Stored items from a collection
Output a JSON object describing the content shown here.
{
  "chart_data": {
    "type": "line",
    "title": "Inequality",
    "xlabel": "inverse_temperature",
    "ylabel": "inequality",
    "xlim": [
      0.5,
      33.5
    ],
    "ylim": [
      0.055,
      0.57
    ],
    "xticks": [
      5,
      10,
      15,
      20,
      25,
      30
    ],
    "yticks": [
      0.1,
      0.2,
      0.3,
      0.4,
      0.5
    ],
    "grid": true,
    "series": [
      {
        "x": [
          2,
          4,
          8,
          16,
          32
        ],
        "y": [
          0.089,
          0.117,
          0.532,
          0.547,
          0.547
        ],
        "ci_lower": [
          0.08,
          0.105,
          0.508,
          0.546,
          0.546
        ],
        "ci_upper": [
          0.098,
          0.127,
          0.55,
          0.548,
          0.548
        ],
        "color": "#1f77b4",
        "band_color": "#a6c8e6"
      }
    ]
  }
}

> Written task
Reproduce the entries above in full by retyping them exactly.

> Response to this task
Output a JSON object describing the content shown here.
{
  "chart_data": {
    "type": "line",
    "title": "Inequality",
    "xlabel": "inverse_temperature",
    "ylabel": "inequality",
    "xlim": [
      0.5,
      33.5
    ],
    "ylim": [
      0.055,
      0.57
    ],
    "xticks": [
      5,
      10,
      15,
      20,
      25,
      30
    ],
    "yticks": [
      0.1,
      0.2,
      0.3,
      0.4,
      0.5
    ],
    "grid": true,
    "series": [
      {
        "x": [
          2,
          4,
          8,
          16,
          32
        ],
        "y": [
          0.089,
          0.117,
          0.532,
          0.547,
          0.547
        ],
        "ci_lower": [
          0.08,
          0.105,
          0.508,
          0.546,
          0.546
        ],
        "ci_upper": [
          0.098,
          0.127,
          0.55,
          0.548,
          0.548
        ],
        "color": "#1f77b4",
        "band_color": "#a6c8e6"
      }
    ]
  }
}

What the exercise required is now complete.